### Given exercise:
Every line below is to be copied exactly, with the pictures left out.

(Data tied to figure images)
· · · ·

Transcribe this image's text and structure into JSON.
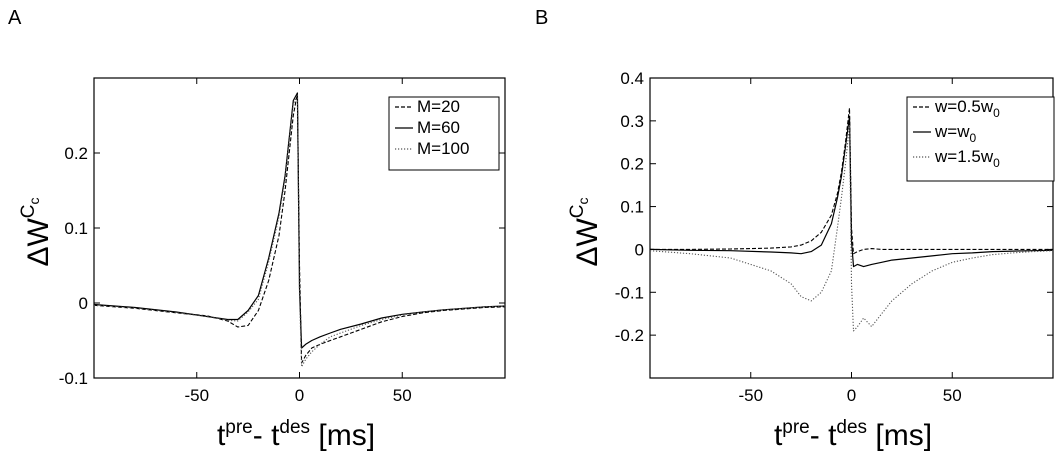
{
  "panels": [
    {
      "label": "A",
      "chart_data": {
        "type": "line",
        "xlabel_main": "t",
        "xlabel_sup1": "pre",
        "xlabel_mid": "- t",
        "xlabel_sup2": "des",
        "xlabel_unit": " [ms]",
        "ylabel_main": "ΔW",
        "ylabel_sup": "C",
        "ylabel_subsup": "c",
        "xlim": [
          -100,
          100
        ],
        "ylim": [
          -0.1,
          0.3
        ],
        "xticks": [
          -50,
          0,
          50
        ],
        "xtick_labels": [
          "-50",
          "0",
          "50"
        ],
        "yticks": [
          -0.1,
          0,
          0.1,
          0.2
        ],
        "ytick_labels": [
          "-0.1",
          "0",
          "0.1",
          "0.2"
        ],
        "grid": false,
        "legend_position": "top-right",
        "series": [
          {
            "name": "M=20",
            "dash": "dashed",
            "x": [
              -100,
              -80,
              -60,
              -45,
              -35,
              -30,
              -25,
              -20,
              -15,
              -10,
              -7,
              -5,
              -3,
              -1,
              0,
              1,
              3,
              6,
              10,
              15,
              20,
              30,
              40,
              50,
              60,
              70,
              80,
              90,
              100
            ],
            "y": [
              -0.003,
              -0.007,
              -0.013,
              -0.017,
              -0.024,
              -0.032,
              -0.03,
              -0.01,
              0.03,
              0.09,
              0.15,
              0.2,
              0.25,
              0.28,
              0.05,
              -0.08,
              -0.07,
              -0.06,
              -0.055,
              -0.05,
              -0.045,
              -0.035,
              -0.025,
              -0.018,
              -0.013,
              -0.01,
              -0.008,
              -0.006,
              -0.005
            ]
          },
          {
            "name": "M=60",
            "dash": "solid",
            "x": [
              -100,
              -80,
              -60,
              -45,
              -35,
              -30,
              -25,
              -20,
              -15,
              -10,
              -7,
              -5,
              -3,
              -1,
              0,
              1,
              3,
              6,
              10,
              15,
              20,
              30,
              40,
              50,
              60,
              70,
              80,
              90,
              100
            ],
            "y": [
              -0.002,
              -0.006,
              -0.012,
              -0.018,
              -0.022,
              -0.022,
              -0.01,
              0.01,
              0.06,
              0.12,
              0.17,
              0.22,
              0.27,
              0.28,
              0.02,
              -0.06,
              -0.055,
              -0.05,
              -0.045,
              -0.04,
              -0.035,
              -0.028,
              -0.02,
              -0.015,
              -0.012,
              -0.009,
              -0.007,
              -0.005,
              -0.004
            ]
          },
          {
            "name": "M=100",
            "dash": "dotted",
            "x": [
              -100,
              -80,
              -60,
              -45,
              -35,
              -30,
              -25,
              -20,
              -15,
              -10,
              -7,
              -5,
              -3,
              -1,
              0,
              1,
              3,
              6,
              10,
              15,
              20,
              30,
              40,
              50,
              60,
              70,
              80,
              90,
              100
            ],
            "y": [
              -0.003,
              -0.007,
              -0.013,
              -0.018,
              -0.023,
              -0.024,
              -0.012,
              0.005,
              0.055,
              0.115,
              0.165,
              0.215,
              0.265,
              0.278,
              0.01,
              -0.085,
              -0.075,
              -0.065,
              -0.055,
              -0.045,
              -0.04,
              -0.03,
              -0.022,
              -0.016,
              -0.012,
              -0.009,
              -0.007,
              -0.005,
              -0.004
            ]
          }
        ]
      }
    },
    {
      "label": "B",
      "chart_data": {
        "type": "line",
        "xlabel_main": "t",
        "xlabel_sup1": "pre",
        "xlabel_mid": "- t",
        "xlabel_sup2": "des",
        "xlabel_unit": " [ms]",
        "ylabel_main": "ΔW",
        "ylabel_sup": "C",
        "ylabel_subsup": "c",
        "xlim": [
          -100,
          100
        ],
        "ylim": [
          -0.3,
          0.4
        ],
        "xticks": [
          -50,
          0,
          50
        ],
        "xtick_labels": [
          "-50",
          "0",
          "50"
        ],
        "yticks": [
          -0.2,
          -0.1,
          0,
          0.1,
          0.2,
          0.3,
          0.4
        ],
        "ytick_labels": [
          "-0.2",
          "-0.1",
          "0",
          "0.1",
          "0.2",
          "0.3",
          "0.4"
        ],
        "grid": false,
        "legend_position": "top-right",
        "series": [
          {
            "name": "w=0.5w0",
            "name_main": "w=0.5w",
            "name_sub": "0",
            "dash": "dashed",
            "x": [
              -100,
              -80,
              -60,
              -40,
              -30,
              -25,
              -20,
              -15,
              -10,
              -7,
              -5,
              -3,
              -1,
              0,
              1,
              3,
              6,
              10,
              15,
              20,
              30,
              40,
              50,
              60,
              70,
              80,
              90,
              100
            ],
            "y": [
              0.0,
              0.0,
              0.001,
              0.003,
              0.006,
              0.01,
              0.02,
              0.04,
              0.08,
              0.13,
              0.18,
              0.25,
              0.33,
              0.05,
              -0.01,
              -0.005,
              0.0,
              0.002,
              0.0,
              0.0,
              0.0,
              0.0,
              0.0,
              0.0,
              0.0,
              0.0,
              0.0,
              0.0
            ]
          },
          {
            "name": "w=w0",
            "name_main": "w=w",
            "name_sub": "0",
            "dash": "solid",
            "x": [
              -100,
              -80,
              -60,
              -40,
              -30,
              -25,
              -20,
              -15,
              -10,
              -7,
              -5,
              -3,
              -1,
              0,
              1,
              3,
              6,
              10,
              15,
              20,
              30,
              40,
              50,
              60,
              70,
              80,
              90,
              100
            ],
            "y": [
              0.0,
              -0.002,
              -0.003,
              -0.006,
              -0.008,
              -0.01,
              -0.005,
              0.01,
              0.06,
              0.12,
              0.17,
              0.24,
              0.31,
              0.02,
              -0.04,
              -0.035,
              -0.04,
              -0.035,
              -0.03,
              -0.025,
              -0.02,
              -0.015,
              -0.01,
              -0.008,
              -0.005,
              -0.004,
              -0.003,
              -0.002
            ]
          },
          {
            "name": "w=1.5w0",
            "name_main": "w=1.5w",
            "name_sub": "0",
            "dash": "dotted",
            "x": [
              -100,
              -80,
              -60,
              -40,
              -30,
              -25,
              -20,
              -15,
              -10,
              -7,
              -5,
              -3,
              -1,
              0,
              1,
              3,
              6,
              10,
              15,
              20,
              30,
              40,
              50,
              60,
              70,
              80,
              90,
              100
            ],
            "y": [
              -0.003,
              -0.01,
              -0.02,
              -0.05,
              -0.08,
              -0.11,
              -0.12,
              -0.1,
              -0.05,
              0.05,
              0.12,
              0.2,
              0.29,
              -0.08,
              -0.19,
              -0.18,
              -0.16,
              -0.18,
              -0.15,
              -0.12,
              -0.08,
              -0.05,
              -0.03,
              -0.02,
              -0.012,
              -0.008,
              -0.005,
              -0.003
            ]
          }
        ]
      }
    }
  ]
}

· · · ·

### Problem solution:
Transcribe this image's text and structure into JSON.
{
  "panels": [
    {
      "label": "A",
      "chart_data": {
        "type": "line",
        "xlabel_main": "t",
        "xlabel_sup1": "pre",
        "xlabel_mid": "- t",
        "xlabel_sup2": "des",
        "xlabel_unit": " [ms]",
        "ylabel_main": "ΔW",
        "ylabel_sup": "C",
        "ylabel_subsup": "c",
        "xlim": [
          -100,
          100
        ],
        "ylim": [
          -0.1,
          0.3
        ],
        "xticks": [
          -50,
          0,
          50
        ],
        "xtick_labels": [
          "-50",
          "0",
          "50"
        ],
        "yticks": [
          -0.1,
          0,
          0.1,
          0.2
        ],
        "ytick_labels": [
          "-0.1",
          "0",
          "0.1",
          "0.2"
        ],
        "grid": false,
        "legend_position": "top-right",
        "series": [
          {
            "name": "M=20",
            "dash": "dashed",
            "x": [
              -100,
              -80,
              -60,
              -45,
              -35,
              -30,
              -25,
              -20,
              -15,
              -10,
              -7,
              -5,
              -3,
              -1,
              0,
              1,
              3,
              6,
              10,
              15,
              20,
              30,
              40,
              50,
              60,
              70,
              80,
              90,
              100
            ],
            "y": [
              -0.003,
              -0.007,
              -0.013,
              -0.017,
              -0.024,
              -0.032,
              -0.03,
              -0.01,
              0.03,
              0.09,
              0.15,
              0.2,
              0.25,
              0.28,
              0.05,
              -0.08,
              -0.07,
              -0.06,
              -0.055,
              -0.05,
              -0.045,
              -0.035,
              -0.025,
              -0.018,
              -0.013,
              -0.01,
              -0.008,
              -0.006,
              -0.005
            ]
          },
          {
            "name": "M=60",
            "dash": "solid",
            "x": [
              -100,
              -80,
              -60,
              -45,
              -35,
              -30,
              -25,
              -20,
              -15,
              -10,
              -7,
              -5,
              -3,
              -1,
              0,
              1,
              3,
              6,
              10,
              15,
              20,
              30,
              40,
              50,
              60,
              70,
              80,
              90,
              100
            ],
            "y": [
              -0.002,
              -0.006,
              -0.012,
              -0.018,
              -0.022,
              -0.022,
              -0.01,
              0.01,
              0.06,
              0.12,
              0.17,
              0.22,
              0.27,
              0.28,
              0.02,
              -0.06,
              -0.055,
              -0.05,
              -0.045,
              -0.04,
              -0.035,
              -0.028,
              -0.02,
              -0.015,
              -0.012,
              -0.009,
              -0.007,
              -0.005,
              -0.004
            ]
          },
          {
            "name": "M=100",
            "dash": "dotted",
            "x": [
              -100,
              -80,
              -60,
              -45,
              -35,
              -30,
              -25,
              -20,
              -15,
              -10,
              -7,
              -5,
              -3,
              -1,
              0,
              1,
              3,
              6,
              10,
              15,
              20,
              30,
              40,
              50,
              60,
              70,
              80,
              90,
              100
            ],
            "y": [
              -0.003,
              -0.007,
              -0.013,
              -0.018,
              -0.023,
              -0.024,
              -0.012,
              0.005,
              0.055,
              0.115,
              0.165,
              0.215,
              0.265,
              0.278,
              0.01,
              -0.085,
              -0.075,
              -0.065,
              -0.055,
              -0.045,
              -0.04,
              -0.03,
              -0.022,
              -0.016,
              -0.012,
              -0.009,
              -0.007,
              -0.005,
              -0.004
            ]
          }
        ]
      }
    },
    {
      "label": "B",
      "chart_data": {
        "type": "line",
        "xlabel_main": "t",
        "xlabel_sup1": "pre",
        "xlabel_mid": "- t",
        "xlabel_sup2": "des",
        "xlabel_unit": " [ms]",
        "ylabel_main": "ΔW",
        "ylabel_sup": "C",
        "ylabel_subsup": "c",
        "xlim": [
          -100,
          100
        ],
        "ylim": [
          -0.3,
          0.4
        ],
        "xticks": [
          -50,
          0,
          50
        ],
        "xtick_labels": [
          "-50",
          "0",
          "50"
        ],
        "yticks": [
          -0.2,
          -0.1,
          0,
          0.1,
          0.2,
          0.3,
          0.4
        ],
        "ytick_labels": [
          "-0.2",
          "-0.1",
          "0",
          "0.1",
          "0.2",
          "0.3",
          "0.4"
        ],
        "grid": false,
        "legend_position": "top-right",
        "series": [
          {
            "name": "w=0.5w0",
            "name_main": "w=0.5w",
            "name_sub": "0",
            "dash": "dashed",
            "x": [
              -100,
              -80,
              -60,
              -40,
              -30,
              -25,
              -20,
              -15,
              -10,
              -7,
              -5,
              -3,
              -1,
              0,
              1,
              3,
              6,
              10,
              15,
              20,
              30,
              40,
              50,
              60,
              70,
              80,
              90,
              100
            ],
            "y": [
              0.0,
              0.0,
              0.001,
              0.003,
              0.006,
              0.01,
              0.02,
              0.04,
              0.08,
              0.13,
              0.18,
              0.25,
              0.33,
              0.05,
              -0.01,
              -0.005,
              0.0,
              0.002,
              0.0,
              0.0,
              0.0,
              0.0,
              0.0,
              0.0,
              0.0,
              0.0,
              0.0,
              0.0
            ]
          },
          {
            "name": "w=w0",
            "name_main": "w=w",
            "name_sub": "0",
            "dash": "solid",
            "x": [
              -100,
              -80,
              -60,
              -40,
              -30,
              -25,
              -20,
              -15,
              -10,
              -7,
              -5,
              -3,
              -1,
              0,
              1,
              3,
              6,
              10,
              15,
              20,
              30,
              40,
              50,
              60,
              70,
              80,
              90,
              100
            ],
            "y": [
              0.0,
              -0.002,
              -0.003,
              -0.006,
              -0.008,
              -0.01,
              -0.005,
              0.01,
              0.06,
              0.12,
              0.17,
              0.24,
              0.31,
              0.02,
              -0.04,
              -0.035,
              -0.04,
              -0.035,
              -0.03,
              -0.025,
              -0.02,
              -0.015,
              -0.01,
              -0.008,
              -0.005,
              -0.004,
              -0.003,
              -0.002
            ]
          },
          {
            "name": "w=1.5w0",
            "name_main": "w=1.5w",
            "name_sub": "0",
            "dash": "dotted",
            "x": [
              -100,
              -80,
              -60,
              -40,
              -30,
              -25,
              -20,
              -15,
              -10,
              -7,
              -5,
              -3,
              -1,
              0,
              1,
              3,
              6,
              10,
              15,
              20,
              30,
              40,
              50,
              60,
              70,
              80,
              90,
              100
            ],
            "y": [
              -0.003,
              -0.01,
              -0.02,
              -0.05,
              -0.08,
              -0.11,
              -0.12,
              -0.1,
              -0.05,
              0.05,
              0.12,
              0.2,
              0.29,
              -0.08,
              -0.19,
              -0.18,
              -0.16,
              -0.18,
              -0.15,
              -0.12,
              -0.08,
              -0.05,
              -0.03,
              -0.02,
              -0.012,
              -0.008,
              -0.005,
              -0.003
            ]
          }
        ]
      }
    }
  ]
}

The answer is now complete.